## Start

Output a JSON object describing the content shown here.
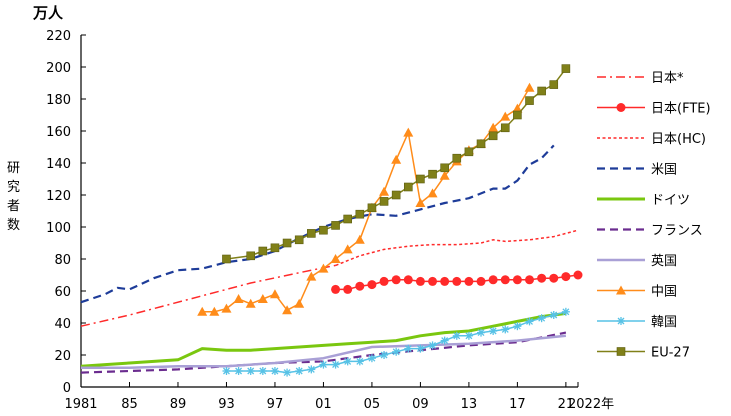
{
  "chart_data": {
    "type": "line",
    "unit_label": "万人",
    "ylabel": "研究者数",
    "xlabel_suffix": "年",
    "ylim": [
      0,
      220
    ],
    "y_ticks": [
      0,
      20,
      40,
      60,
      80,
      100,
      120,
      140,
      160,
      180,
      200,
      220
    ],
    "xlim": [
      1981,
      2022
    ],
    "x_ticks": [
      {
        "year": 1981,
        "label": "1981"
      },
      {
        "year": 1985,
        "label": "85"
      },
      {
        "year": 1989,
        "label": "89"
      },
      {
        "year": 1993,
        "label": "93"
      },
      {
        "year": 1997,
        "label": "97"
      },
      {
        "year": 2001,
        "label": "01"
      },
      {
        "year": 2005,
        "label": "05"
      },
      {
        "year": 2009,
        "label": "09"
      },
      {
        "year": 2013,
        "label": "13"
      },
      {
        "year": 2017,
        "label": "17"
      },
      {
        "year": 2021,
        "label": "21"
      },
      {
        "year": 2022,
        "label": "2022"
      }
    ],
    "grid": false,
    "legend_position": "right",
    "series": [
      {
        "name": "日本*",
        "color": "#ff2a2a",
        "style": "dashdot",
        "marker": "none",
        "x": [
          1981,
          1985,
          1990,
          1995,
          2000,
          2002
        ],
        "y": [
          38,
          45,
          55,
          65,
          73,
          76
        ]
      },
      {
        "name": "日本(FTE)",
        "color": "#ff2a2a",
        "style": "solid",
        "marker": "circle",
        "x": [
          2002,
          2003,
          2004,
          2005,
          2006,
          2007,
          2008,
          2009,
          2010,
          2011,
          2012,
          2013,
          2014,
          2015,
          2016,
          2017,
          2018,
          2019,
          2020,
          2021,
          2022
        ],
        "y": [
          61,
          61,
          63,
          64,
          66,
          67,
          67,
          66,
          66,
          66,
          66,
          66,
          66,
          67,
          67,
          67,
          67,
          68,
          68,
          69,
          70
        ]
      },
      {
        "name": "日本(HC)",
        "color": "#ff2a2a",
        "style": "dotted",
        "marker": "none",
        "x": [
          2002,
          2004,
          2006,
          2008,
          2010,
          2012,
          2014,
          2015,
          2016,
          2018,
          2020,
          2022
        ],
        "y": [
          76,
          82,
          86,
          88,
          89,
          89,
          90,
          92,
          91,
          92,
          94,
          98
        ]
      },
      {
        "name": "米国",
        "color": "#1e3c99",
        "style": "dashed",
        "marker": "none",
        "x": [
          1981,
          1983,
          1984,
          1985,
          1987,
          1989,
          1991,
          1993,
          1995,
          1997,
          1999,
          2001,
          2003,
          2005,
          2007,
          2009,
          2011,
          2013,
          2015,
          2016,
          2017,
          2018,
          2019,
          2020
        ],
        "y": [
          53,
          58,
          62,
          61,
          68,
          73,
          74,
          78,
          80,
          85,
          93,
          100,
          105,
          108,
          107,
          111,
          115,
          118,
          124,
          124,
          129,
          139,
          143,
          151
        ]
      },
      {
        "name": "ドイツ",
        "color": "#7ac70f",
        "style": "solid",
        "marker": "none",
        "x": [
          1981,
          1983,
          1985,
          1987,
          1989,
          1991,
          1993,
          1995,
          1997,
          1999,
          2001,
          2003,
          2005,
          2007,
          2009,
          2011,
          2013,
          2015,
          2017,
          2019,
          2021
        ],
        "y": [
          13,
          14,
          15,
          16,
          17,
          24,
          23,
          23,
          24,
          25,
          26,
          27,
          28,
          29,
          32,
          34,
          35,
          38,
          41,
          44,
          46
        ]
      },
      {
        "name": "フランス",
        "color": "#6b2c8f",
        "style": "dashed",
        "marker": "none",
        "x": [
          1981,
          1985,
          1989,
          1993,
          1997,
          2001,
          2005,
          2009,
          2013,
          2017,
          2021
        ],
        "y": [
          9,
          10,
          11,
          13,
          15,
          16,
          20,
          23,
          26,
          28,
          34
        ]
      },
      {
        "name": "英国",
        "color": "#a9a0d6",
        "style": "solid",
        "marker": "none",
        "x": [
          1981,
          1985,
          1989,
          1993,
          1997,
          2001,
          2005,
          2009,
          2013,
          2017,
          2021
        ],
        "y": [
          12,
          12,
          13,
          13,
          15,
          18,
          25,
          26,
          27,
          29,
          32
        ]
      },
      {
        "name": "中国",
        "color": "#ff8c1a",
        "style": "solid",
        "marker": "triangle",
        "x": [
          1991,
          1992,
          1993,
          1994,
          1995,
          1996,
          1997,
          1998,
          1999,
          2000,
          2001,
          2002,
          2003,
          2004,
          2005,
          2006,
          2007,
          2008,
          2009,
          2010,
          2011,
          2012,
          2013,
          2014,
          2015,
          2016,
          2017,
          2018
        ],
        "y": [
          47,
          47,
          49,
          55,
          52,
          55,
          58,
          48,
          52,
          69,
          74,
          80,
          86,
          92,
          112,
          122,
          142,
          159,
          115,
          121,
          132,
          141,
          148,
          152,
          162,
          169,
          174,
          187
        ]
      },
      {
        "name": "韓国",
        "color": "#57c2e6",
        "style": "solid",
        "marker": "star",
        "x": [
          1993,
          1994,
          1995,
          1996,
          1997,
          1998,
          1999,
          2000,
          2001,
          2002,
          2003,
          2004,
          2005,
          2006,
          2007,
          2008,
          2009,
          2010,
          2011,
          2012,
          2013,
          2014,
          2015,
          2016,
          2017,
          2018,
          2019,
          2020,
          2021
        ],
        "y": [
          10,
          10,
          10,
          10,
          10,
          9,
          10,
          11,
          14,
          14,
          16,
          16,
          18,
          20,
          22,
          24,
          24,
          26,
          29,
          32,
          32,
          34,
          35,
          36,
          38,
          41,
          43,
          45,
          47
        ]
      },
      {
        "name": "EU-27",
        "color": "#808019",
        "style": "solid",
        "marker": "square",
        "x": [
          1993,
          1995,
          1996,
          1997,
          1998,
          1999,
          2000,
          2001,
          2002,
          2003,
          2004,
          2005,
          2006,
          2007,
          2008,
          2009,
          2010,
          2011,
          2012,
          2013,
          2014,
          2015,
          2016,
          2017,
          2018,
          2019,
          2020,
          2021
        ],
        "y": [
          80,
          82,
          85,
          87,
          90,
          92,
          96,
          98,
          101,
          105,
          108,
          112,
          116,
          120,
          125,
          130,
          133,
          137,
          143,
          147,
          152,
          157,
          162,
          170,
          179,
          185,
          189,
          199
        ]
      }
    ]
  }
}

## End

WHAT IS NEEDED: Transcribe all entries above exactly. Drop the pictures.

WRITTEN ANSWER:
Output a JSON object describing the content shown here.
{
  "chart_data": {
    "type": "line",
    "unit_label": "万人",
    "ylabel": "研究者数",
    "xlabel_suffix": "年",
    "ylim": [
      0,
      220
    ],
    "y_ticks": [
      0,
      20,
      40,
      60,
      80,
      100,
      120,
      140,
      160,
      180,
      200,
      220
    ],
    "xlim": [
      1981,
      2022
    ],
    "x_ticks": [
      {
        "year": 1981,
        "label": "1981"
      },
      {
        "year": 1985,
        "label": "85"
      },
      {
        "year": 1989,
        "label": "89"
      },
      {
        "year": 1993,
        "label": "93"
      },
      {
        "year": 1997,
        "label": "97"
      },
      {
        "year": 2001,
        "label": "01"
      },
      {
        "year": 2005,
        "label": "05"
      },
      {
        "year": 2009,
        "label": "09"
      },
      {
        "year": 2013,
        "label": "13"
      },
      {
        "year": 2017,
        "label": "17"
      },
      {
        "year": 2021,
        "label": "21"
      },
      {
        "year": 2022,
        "label": "2022"
      }
    ],
    "grid": false,
    "legend_position": "right",
    "series": [
      {
        "name": "日本*",
        "color": "#ff2a2a",
        "style": "dashdot",
        "marker": "none",
        "x": [
          1981,
          1985,
          1990,
          1995,
          2000,
          2002
        ],
        "y": [
          38,
          45,
          55,
          65,
          73,
          76
        ]
      },
      {
        "name": "日本(FTE)",
        "color": "#ff2a2a",
        "style": "solid",
        "marker": "circle",
        "x": [
          2002,
          2003,
          2004,
          2005,
          2006,
          2007,
          2008,
          2009,
          2010,
          2011,
          2012,
          2013,
          2014,
          2015,
          2016,
          2017,
          2018,
          2019,
          2020,
          2021,
          2022
        ],
        "y": [
          61,
          61,
          63,
          64,
          66,
          67,
          67,
          66,
          66,
          66,
          66,
          66,
          66,
          67,
          67,
          67,
          67,
          68,
          68,
          69,
          70
        ]
      },
      {
        "name": "日本(HC)",
        "color": "#ff2a2a",
        "style": "dotted",
        "marker": "none",
        "x": [
          2002,
          2004,
          2006,
          2008,
          2010,
          2012,
          2014,
          2015,
          2016,
          2018,
          2020,
          2022
        ],
        "y": [
          76,
          82,
          86,
          88,
          89,
          89,
          90,
          92,
          91,
          92,
          94,
          98
        ]
      },
      {
        "name": "米国",
        "color": "#1e3c99",
        "style": "dashed",
        "marker": "none",
        "x": [
          1981,
          1983,
          1984,
          1985,
          1987,
          1989,
          1991,
          1993,
          1995,
          1997,
          1999,
          2001,
          2003,
          2005,
          2007,
          2009,
          2011,
          2013,
          2015,
          2016,
          2017,
          2018,
          2019,
          2020
        ],
        "y": [
          53,
          58,
          62,
          61,
          68,
          73,
          74,
          78,
          80,
          85,
          93,
          100,
          105,
          108,
          107,
          111,
          115,
          118,
          124,
          124,
          129,
          139,
          143,
          151
        ]
      },
      {
        "name": "ドイツ",
        "color": "#7ac70f",
        "style": "solid",
        "marker": "none",
        "x": [
          1981,
          1983,
          1985,
          1987,
          1989,
          1991,
          1993,
          1995,
          1997,
          1999,
          2001,
          2003,
          2005,
          2007,
          2009,
          2011,
          2013,
          2015,
          2017,
          2019,
          2021
        ],
        "y": [
          13,
          14,
          15,
          16,
          17,
          24,
          23,
          23,
          24,
          25,
          26,
          27,
          28,
          29,
          32,
          34,
          35,
          38,
          41,
          44,
          46
        ]
      },
      {
        "name": "フランス",
        "color": "#6b2c8f",
        "style": "dashed",
        "marker": "none",
        "x": [
          1981,
          1985,
          1989,
          1993,
          1997,
          2001,
          2005,
          2009,
          2013,
          2017,
          2021
        ],
        "y": [
          9,
          10,
          11,
          13,
          15,
          16,
          20,
          23,
          26,
          28,
          34
        ]
      },
      {
        "name": "英国",
        "color": "#a9a0d6",
        "style": "solid",
        "marker": "none",
        "x": [
          1981,
          1985,
          1989,
          1993,
          1997,
          2001,
          2005,
          2009,
          2013,
          2017,
          2021
        ],
        "y": [
          12,
          12,
          13,
          13,
          15,
          18,
          25,
          26,
          27,
          29,
          32
        ]
      },
      {
        "name": "中国",
        "color": "#ff8c1a",
        "style": "solid",
        "marker": "triangle",
        "x": [
          1991,
          1992,
          1993,
          1994,
          1995,
          1996,
          1997,
          1998,
          1999,
          2000,
          2001,
          2002,
          2003,
          2004,
          2005,
          2006,
          2007,
          2008,
          2009,
          2010,
          2011,
          2012,
          2013,
          2014,
          2015,
          2016,
          2017,
          2018
        ],
        "y": [
          47,
          47,
          49,
          55,
          52,
          55,
          58,
          48,
          52,
          69,
          74,
          80,
          86,
          92,
          112,
          122,
          142,
          159,
          115,
          121,
          132,
          141,
          148,
          152,
          162,
          169,
          174,
          187
        ]
      },
      {
        "name": "韓国",
        "color": "#57c2e6",
        "style": "solid",
        "marker": "star",
        "x": [
          1993,
          1994,
          1995,
          1996,
          1997,
          1998,
          1999,
          2000,
          2001,
          2002,
          2003,
          2004,
          2005,
          2006,
          2007,
          2008,
          2009,
          2010,
          2011,
          2012,
          2013,
          2014,
          2015,
          2016,
          2017,
          2018,
          2019,
          2020,
          2021
        ],
        "y": [
          10,
          10,
          10,
          10,
          10,
          9,
          10,
          11,
          14,
          14,
          16,
          16,
          18,
          20,
          22,
          24,
          24,
          26,
          29,
          32,
          32,
          34,
          35,
          36,
          38,
          41,
          43,
          45,
          47
        ]
      },
      {
        "name": "EU-27",
        "color": "#808019",
        "style": "solid",
        "marker": "square",
        "x": [
          1993,
          1995,
          1996,
          1997,
          1998,
          1999,
          2000,
          2001,
          2002,
          2003,
          2004,
          2005,
          2006,
          2007,
          2008,
          2009,
          2010,
          2011,
          2012,
          2013,
          2014,
          2015,
          2016,
          2017,
          2018,
          2019,
          2020,
          2021
        ],
        "y": [
          80,
          82,
          85,
          87,
          90,
          92,
          96,
          98,
          101,
          105,
          108,
          112,
          116,
          120,
          125,
          130,
          133,
          137,
          143,
          147,
          152,
          157,
          162,
          170,
          179,
          185,
          189,
          199
        ]
      }
    ]
  }
}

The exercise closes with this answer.